• **Supplied passage**:
[Start of section]

Covid-19 Notification System using AWS Cloud, Alexa Skill Kit and Time Series Forecasting with Facebook Prophet.

Due to this pandemic, we are all stuck in the same storm but on different boats. As we know, “prevention is better than cure” and any small step towards prevention can make a huge difference.

I wanted to build something that sends me an alert message with the daily new Covid-19 cases around me in my State, County and Zip Code as an SMS to my mobile phone.

Being a Cloud Engineer, I couldn’t find a better way than to leverage the power of cloud computing by incorporating multiple services and making them work together to build this system on AWS Cloud.

I believe that any application with voice interaction makes the application more user friendly. With this thought I developed an Alexa skill to respond to the user based on their request.

After collecting the Covid-19 historical data of the last 3 months I forecasted the daily new Covid-19 cases for 10 days into the future using Facebook Prophet.

Architecture diagram for this system:

Design of Covid-19 Notification System

These are the three open source api’s with JSON data used for this project where Covid-19 data is updated daily:

State wise daily new cases and other Covid-19 data in USA: https://covidtracking.com/api/states/daily

County wise daily new cases and other Covid-19 data in USA: https://covid19-us-api.herokuapp.com/county

Zip code wise daily new cases and other Covid-19 data in St. Louis County, Missouri in USA: https://data-stlcogis.opendata.arcgis.com/datasets/covid-19-zip-code-data?selectedAttribute=zip_5

check this out for more information on API’s https://covidtracking.com/data/api

I’ve used different AWS services to implement the system shown in the architecture above.

[End of section]

• **Required action**:
Please repeat the passage of the Covid-19 notification write-up above word for word, starting at "Covid-19 Notification System using" and ending at "a huge difference.".

• **Excerpted data**:
[Start of section]

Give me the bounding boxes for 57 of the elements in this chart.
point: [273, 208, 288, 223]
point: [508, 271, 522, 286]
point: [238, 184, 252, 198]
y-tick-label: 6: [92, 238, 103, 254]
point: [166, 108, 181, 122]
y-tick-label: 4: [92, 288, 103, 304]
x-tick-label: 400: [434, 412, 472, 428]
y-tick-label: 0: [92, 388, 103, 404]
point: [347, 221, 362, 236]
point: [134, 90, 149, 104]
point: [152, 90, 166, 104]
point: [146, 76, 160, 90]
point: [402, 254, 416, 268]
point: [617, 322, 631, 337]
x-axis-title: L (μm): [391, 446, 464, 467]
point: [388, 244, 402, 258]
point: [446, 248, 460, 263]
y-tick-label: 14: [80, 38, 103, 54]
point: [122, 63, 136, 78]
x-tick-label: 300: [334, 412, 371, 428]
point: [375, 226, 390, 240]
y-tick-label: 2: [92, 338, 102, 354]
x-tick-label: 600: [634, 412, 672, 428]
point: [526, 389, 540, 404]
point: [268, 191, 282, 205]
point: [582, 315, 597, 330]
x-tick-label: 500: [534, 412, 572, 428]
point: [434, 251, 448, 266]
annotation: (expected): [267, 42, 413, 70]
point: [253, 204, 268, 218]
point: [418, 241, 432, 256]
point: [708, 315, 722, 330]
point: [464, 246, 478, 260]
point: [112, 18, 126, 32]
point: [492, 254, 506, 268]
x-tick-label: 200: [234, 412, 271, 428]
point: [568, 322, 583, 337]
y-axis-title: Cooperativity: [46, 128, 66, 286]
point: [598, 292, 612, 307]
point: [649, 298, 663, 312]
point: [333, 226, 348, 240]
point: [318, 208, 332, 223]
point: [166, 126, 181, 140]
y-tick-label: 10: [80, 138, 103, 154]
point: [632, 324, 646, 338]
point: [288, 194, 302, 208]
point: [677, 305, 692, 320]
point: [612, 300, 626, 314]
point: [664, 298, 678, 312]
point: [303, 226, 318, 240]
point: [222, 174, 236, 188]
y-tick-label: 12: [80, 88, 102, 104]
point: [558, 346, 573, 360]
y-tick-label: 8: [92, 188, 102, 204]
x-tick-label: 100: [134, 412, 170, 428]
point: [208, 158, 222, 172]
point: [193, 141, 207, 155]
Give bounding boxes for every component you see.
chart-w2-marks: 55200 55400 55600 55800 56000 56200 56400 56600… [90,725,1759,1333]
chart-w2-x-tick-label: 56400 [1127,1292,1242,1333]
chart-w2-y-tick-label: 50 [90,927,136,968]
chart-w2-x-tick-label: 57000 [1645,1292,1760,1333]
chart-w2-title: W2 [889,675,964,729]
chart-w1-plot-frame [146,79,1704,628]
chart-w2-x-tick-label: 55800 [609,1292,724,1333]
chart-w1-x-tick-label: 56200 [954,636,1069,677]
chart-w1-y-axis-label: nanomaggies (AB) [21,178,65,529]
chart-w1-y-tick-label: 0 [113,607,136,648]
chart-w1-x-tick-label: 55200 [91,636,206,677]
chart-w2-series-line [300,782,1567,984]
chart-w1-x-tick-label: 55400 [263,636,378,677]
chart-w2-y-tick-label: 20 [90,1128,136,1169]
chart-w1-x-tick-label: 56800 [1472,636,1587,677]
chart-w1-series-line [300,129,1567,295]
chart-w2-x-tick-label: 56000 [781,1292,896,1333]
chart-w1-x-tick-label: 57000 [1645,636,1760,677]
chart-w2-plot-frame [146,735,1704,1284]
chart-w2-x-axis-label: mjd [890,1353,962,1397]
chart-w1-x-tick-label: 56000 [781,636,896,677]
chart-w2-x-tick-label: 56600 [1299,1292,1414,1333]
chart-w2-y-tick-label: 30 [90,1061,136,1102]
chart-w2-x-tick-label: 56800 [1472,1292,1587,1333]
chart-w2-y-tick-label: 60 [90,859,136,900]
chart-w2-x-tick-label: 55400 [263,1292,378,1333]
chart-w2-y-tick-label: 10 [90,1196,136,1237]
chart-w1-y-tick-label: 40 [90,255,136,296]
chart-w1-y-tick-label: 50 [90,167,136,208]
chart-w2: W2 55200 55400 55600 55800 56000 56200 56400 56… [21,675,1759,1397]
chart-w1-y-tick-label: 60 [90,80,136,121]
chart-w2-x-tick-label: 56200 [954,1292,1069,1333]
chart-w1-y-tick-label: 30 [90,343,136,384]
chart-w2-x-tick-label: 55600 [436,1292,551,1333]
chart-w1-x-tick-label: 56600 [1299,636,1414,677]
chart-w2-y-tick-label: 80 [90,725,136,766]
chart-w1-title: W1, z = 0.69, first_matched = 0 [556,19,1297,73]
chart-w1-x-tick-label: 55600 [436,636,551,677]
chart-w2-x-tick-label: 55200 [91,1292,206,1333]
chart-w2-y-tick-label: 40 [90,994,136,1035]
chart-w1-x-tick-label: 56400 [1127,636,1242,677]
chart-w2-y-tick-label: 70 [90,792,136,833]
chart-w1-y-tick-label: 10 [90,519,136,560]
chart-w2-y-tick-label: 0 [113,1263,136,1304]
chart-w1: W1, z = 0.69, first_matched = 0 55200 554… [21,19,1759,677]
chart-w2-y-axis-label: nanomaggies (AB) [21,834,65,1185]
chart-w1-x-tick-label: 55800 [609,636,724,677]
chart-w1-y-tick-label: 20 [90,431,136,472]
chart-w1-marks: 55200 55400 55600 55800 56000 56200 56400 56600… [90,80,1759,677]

[End of section]

• **Your solution**:
Covid-19 Notification System using AWS Cloud, Alexa Skill Kit and Time Series Forecasting with Facebook Prophet.

Due to this pandemic, we are all stuck in the same storm but on different boats. As we know, “prevention is better than cure” and any small step towards prevention can make a huge difference.